§ **Request**: Each entry below is to be transcribed exactly.
------ Dataset
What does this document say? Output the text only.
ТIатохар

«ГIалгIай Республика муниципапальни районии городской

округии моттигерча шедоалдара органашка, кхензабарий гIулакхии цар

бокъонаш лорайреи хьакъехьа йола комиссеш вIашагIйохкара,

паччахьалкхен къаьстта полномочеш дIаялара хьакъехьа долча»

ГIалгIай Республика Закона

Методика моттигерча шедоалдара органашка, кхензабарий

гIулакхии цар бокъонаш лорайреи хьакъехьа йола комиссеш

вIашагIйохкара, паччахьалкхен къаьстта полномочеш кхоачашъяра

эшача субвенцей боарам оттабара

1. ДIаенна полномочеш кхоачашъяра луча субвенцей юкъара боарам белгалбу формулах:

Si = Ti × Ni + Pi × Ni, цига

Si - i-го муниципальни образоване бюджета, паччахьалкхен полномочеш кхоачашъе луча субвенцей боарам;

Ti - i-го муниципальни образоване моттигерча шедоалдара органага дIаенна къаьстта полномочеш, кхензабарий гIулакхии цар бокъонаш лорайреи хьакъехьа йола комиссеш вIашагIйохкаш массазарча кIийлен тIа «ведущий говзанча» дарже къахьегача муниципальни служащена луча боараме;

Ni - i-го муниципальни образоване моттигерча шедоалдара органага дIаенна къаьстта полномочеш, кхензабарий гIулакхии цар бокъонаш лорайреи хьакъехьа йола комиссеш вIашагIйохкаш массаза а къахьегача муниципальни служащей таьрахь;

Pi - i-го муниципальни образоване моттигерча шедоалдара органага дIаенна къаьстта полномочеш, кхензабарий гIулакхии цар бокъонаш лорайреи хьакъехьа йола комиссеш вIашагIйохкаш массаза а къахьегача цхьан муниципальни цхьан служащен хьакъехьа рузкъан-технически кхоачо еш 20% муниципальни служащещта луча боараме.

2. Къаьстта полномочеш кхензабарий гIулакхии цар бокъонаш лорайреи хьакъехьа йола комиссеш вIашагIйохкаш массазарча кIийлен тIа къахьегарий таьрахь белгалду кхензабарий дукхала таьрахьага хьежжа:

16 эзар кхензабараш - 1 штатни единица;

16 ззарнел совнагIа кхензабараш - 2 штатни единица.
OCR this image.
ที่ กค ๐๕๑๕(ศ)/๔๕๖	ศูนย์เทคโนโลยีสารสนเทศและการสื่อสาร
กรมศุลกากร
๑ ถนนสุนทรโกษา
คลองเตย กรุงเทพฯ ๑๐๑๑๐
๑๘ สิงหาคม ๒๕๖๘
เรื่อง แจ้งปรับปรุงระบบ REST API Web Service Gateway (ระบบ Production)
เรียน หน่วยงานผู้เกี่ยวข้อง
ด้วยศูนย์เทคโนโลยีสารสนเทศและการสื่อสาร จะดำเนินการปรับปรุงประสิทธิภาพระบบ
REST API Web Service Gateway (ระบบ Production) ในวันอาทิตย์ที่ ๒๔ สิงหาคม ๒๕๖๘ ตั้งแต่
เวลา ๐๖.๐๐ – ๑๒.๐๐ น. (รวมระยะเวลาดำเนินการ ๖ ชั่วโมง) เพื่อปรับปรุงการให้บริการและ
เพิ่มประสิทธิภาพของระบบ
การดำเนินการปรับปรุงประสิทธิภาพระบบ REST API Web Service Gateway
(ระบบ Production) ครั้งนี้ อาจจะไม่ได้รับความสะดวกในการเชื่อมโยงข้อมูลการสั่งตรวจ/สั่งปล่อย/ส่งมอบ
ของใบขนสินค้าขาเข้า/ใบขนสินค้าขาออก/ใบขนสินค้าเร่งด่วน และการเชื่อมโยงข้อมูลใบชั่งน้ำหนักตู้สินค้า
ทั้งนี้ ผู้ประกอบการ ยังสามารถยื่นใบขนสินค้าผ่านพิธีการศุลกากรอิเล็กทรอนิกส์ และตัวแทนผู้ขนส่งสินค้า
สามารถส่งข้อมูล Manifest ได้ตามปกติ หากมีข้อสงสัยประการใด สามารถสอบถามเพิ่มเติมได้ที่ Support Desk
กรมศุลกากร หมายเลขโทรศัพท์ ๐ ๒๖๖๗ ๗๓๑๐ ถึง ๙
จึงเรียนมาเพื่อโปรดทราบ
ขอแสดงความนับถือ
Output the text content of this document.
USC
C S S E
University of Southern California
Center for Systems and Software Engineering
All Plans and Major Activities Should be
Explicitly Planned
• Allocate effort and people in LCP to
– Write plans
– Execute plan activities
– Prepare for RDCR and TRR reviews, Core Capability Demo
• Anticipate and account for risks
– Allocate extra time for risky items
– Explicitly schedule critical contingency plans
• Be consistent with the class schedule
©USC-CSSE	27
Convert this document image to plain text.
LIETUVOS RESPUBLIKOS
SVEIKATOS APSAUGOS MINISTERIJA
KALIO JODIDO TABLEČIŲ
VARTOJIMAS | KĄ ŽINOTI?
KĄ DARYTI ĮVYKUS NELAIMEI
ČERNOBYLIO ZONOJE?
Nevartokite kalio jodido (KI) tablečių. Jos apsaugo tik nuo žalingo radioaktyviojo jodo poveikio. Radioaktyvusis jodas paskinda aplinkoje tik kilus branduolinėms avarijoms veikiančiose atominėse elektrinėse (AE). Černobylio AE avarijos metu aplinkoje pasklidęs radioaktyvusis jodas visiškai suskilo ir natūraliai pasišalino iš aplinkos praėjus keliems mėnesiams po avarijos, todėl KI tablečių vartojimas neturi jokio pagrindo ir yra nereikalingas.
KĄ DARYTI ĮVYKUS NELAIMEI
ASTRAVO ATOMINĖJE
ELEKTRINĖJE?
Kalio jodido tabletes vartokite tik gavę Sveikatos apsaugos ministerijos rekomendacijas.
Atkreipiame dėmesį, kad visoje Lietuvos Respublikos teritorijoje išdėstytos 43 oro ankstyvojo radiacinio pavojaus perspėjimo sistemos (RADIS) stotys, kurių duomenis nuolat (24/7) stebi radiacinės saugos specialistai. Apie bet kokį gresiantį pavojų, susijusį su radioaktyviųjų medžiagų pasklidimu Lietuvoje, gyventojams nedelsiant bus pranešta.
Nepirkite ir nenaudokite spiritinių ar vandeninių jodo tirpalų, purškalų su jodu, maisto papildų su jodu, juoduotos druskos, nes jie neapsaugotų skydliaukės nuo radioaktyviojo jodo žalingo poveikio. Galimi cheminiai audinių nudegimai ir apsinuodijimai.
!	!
------------
§ **Task solution**:
What does this document say? Output the text only.
ТIатохар

«ГIалгIай Республика муниципапальни районии городской

округии моттигерча шедоалдара органашка, кхензабарий гIулакхии цар

бокъонаш лорайреи хьакъехьа йола комиссеш вIашагIйохкара,

паччахьалкхен къаьстта полномочеш дIаялара хьакъехьа долча»

ГIалгIай Республика Закона

Методика моттигерча шедоалдара органашка, кхензабарий

гIулакхии цар бокъонаш лорайреи хьакъехьа йола комиссеш

вIашагIйохкара, паччахьалкхен къаьстта полномочеш кхоачашъяра

эшача субвенцей боарам оттабара

1. ДIаенна полномочеш кхоачашъяра луча субвенцей юкъара боарам белгалбу формулах:

Si = Ti × Ni + Pi × Ni, цига

Si - i-го муниципальни образоване бюджета, паччахьалкхен полномочеш кхоачашъе луча субвенцей боарам;

Ti - i-го муниципальни образоване моттигерча шедоалдара органага дIаенна къаьстта полномочеш, кхензабарий гIулакхии цар бокъонаш лорайреи хьакъехьа йола комиссеш вIашагIйохкаш массазарча кIийлен тIа «ведущий говзанча» дарже къахьегача муниципальни служащена луча боараме;

Ni - i-го муниципальни образоване моттигерча шедоалдара органага дIаенна къаьстта полномочеш, кхензабарий гIулакхии цар бокъонаш лорайреи хьакъехьа йола комиссеш вIашагIйохкаш массаза а къахьегача муниципальни служащей таьрахь;

Pi - i-го муниципальни образоване моттигерча шедоалдара органага дIаенна къаьстта полномочеш, кхензабарий гIулакхии цар бокъонаш лорайреи хьакъехьа йола комиссеш вIашагIйохкаш массаза а къахьегача цхьан муниципальни цхьан служащен хьакъехьа рузкъан-технически кхоачо еш 20% муниципальни служащещта луча боараме.

2. Къаьстта полномочеш кхензабарий гIулакхии цар бокъонаш лорайреи хьакъехьа йола комиссеш вIашагIйохкаш массазарча кIийлен тIа къахьегарий таьрахь белгалду кхензабарий дукхала таьрахьага хьежжа:

16 эзар кхензабараш - 1 штатни единица;

16 ззарнел совнагIа кхензабараш - 2 штатни единица.
OCR this image.
ที่ กค ๐๕๑๕(ศ)/๔๕๖	ศูนย์เทคโนโลยีสารสนเทศและการสื่อสาร
กรมศุลกากร
๑ ถนนสุนทรโกษา
คลองเตย กรุงเทพฯ ๑๐๑๑๐
๑๘ สิงหาคม ๒๕๖๘
เรื่อง แจ้งปรับปรุงระบบ REST API Web Service Gateway (ระบบ Production)
เรียน หน่วยงานผู้เกี่ยวข้อง
ด้วยศูนย์เทคโนโลยีสารสนเทศและการสื่อสาร จะดำเนินการปรับปรุงประสิทธิภาพระบบ
REST API Web Service Gateway (ระบบ Production) ในวันอาทิตย์ที่ ๒๔ สิงหาคม ๒๕๖๘ ตั้งแต่
เวลา ๐๖.๐๐ – ๑๒.๐๐ น. (รวมระยะเวลาดำเนินการ ๖ ชั่วโมง) เพื่อปรับปรุงการให้บริการและ
เพิ่มประสิทธิภาพของระบบ
การดำเนินการปรับปรุงประสิทธิภาพระบบ REST API Web Service Gateway
(ระบบ Production) ครั้งนี้ อาจจะไม่ได้รับความสะดวกในการเชื่อมโยงข้อมูลการสั่งตรวจ/สั่งปล่อย/ส่งมอบ
ของใบขนสินค้าขาเข้า/ใบขนสินค้าขาออก/ใบขนสินค้าเร่งด่วน และการเชื่อมโยงข้อมูลใบชั่งน้ำหนักตู้สินค้า
ทั้งนี้ ผู้ประกอบการ ยังสามารถยื่นใบขนสินค้าผ่านพิธีการศุลกากรอิเล็กทรอนิกส์ และตัวแทนผู้ขนส่งสินค้า
สามารถส่งข้อมูล Manifest ได้ตามปกติ หากมีข้อสงสัยประการใด สามารถสอบถามเพิ่มเติมได้ที่ Support Desk
กรมศุลกากร หมายเลขโทรศัพท์ ๐ ๒๖๖๗ ๗๓๑๐ ถึง ๙
จึงเรียนมาเพื่อโปรดทราบ
ขอแสดงความนับถือ
Output the text content of this document.
USC
C S S E
University of Southern California
Center for Systems and Software Engineering
All Plans and Major Activities Should be
Explicitly Planned
• Allocate effort and people in LCP to
– Write plans
– Execute plan activities
– Prepare for RDCR and TRR reviews, Core Capability Demo
• Anticipate and account for risks
– Allocate extra time for risky items
– Explicitly schedule critical contingency plans
• Be consistent with the class schedule
©USC-CSSE	27
Convert this document image to plain text.
LIETUVOS RESPUBLIKOS
SVEIKATOS APSAUGOS MINISTERIJA
KALIO JODIDO TABLEČIŲ
VARTOJIMAS | KĄ ŽINOTI?
KĄ DARYTI ĮVYKUS NELAIMEI
ČERNOBYLIO ZONOJE?
Nevartokite kalio jodido (KI) tablečių. Jos apsaugo tik nuo žalingo radioaktyviojo jodo poveikio. Radioaktyvusis jodas paskinda aplinkoje tik kilus branduolinėms avarijoms veikiančiose atominėse elektrinėse (AE). Černobylio AE avarijos metu aplinkoje pasklidęs radioaktyvusis jodas visiškai suskilo ir natūraliai pasišalino iš aplinkos praėjus keliems mėnesiams po avarijos, todėl KI tablečių vartojimas neturi jokio pagrindo ir yra nereikalingas.
KĄ DARYTI ĮVYKUS NELAIMEI
ASTRAVO ATOMINĖJE
ELEKTRINĖJE?
Kalio jodido tabletes vartokite tik gavę Sveikatos apsaugos ministerijos rekomendacijas.
Atkreipiame dėmesį, kad visoje Lietuvos Respublikos teritorijoje išdėstytos 43 oro ankstyvojo radiacinio pavojaus perspėjimo sistemos (RADIS) stotys, kurių duomenis nuolat (24/7) stebi radiacinės saugos specialistai. Apie bet kokį gresiantį pavojų, susijusį su radioaktyviųjų medžiagų pasklidimu Lietuvoje, gyventojams nedelsiant bus pranešta.
Nepirkite ir nenaudokite spiritinių ar vandeninių jodo tirpalų, purškalų su jodu, maisto papildų su jodu, juoduotos druskos, nes jie neapsaugotų skydliaukės nuo radioaktyviojo jodo žalingo poveikio. Galimi cheminiai audinių nudegimai ir apsinuodijimai.
!	!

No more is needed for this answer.